▶ **Instructions for the task**
Gather each line in the entries that includes the string "GBPNZD".

▶ **Provided information**
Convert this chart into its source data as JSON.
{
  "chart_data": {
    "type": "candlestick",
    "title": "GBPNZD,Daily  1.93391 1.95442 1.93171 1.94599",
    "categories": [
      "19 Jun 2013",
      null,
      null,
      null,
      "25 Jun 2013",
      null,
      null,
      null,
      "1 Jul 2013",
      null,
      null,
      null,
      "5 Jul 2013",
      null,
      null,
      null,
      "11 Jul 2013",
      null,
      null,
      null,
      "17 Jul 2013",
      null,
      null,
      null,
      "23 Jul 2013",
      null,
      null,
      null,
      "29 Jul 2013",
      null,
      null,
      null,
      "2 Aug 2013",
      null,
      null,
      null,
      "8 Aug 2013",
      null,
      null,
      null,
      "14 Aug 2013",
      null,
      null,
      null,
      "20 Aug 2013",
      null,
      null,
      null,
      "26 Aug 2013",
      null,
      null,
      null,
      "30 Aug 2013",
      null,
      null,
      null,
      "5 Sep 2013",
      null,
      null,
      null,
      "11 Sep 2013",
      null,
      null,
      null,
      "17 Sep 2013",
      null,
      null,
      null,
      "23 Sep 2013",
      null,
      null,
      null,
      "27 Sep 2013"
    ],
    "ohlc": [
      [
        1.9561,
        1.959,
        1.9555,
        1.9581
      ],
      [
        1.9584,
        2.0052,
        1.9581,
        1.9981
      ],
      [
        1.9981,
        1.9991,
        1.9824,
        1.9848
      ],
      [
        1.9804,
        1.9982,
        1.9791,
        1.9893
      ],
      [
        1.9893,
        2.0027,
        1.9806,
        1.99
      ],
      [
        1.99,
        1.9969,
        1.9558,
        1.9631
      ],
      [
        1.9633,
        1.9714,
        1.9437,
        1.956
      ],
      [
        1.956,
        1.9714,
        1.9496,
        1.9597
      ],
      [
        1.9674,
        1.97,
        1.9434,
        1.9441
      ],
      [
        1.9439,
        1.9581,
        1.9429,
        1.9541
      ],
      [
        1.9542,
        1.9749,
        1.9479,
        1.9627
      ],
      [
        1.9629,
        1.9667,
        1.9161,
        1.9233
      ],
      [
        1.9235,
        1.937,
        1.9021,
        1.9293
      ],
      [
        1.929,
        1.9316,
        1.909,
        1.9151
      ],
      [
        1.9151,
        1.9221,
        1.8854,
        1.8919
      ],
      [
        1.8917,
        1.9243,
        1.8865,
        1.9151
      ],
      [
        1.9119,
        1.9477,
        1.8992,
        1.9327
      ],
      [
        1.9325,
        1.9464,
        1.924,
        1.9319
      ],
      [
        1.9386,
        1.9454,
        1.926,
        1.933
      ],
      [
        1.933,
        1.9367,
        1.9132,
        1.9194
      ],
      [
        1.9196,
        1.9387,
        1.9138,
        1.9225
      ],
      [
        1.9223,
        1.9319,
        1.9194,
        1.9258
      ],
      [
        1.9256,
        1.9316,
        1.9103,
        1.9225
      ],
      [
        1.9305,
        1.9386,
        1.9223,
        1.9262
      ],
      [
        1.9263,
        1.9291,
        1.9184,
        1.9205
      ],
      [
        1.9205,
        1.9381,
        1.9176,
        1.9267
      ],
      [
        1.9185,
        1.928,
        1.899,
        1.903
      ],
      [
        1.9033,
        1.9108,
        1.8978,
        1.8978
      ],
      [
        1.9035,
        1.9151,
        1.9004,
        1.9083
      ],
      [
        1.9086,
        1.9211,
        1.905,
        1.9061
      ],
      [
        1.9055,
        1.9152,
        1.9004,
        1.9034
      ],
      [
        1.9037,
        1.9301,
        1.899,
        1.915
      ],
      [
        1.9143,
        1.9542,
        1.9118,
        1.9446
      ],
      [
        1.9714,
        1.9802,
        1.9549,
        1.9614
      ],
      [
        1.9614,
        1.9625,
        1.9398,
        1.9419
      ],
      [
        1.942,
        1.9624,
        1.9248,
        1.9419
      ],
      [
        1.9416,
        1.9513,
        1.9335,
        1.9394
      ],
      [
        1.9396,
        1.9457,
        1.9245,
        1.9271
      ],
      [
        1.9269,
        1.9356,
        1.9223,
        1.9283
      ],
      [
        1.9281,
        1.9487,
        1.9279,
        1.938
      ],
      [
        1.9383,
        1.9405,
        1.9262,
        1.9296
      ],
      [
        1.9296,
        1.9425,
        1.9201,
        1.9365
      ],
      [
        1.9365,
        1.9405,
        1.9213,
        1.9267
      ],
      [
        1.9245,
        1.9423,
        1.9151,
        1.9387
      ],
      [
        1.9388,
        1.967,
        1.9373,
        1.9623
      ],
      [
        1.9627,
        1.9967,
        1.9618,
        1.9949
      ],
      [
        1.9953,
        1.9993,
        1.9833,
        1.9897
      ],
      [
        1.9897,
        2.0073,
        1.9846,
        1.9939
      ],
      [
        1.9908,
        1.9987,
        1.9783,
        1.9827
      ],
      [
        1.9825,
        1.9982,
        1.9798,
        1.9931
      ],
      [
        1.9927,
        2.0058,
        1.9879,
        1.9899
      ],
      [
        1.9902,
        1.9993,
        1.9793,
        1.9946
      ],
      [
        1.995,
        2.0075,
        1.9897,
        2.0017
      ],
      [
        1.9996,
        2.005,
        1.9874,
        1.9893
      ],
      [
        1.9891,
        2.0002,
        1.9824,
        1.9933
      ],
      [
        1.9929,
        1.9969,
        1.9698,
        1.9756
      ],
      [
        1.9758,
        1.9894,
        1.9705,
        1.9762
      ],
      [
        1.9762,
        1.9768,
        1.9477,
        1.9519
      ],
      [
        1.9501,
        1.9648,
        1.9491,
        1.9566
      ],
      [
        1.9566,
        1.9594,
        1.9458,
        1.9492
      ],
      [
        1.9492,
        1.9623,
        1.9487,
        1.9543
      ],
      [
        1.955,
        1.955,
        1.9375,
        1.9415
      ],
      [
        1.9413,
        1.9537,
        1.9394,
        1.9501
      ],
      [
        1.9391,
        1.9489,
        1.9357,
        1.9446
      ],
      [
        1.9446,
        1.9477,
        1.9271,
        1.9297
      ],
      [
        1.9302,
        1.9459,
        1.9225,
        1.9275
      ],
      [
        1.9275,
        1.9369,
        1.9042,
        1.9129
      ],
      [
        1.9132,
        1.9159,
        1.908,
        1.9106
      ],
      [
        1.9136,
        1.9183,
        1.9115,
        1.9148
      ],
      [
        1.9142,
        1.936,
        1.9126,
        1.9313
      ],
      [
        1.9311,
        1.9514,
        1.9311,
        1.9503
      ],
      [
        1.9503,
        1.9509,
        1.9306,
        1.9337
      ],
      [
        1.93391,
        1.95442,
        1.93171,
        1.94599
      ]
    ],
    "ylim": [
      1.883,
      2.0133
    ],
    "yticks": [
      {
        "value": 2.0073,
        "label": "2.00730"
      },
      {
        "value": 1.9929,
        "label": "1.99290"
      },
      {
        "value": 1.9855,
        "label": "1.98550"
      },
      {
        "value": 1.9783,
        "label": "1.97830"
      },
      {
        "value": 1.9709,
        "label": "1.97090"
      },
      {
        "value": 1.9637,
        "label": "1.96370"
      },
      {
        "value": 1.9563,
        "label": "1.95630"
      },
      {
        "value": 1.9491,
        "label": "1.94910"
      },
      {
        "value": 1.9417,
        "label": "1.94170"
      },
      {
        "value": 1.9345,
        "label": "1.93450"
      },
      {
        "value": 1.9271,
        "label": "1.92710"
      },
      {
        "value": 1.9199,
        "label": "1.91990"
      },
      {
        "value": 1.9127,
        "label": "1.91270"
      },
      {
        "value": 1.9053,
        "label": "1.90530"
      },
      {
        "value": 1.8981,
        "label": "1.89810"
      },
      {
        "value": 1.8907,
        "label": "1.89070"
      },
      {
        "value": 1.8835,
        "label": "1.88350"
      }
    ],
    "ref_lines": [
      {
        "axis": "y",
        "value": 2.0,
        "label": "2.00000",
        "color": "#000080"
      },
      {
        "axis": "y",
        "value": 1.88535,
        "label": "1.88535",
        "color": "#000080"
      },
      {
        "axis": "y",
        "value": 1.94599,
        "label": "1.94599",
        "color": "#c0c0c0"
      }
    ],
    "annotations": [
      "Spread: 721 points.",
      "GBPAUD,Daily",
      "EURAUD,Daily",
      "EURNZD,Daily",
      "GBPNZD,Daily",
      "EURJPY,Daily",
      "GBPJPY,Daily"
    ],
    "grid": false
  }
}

▶ **Exercise result**
    "title": "GBPNZD,Daily  1.93391 1.95442 1.93171 1.94599",
      "GBPNZD,Daily",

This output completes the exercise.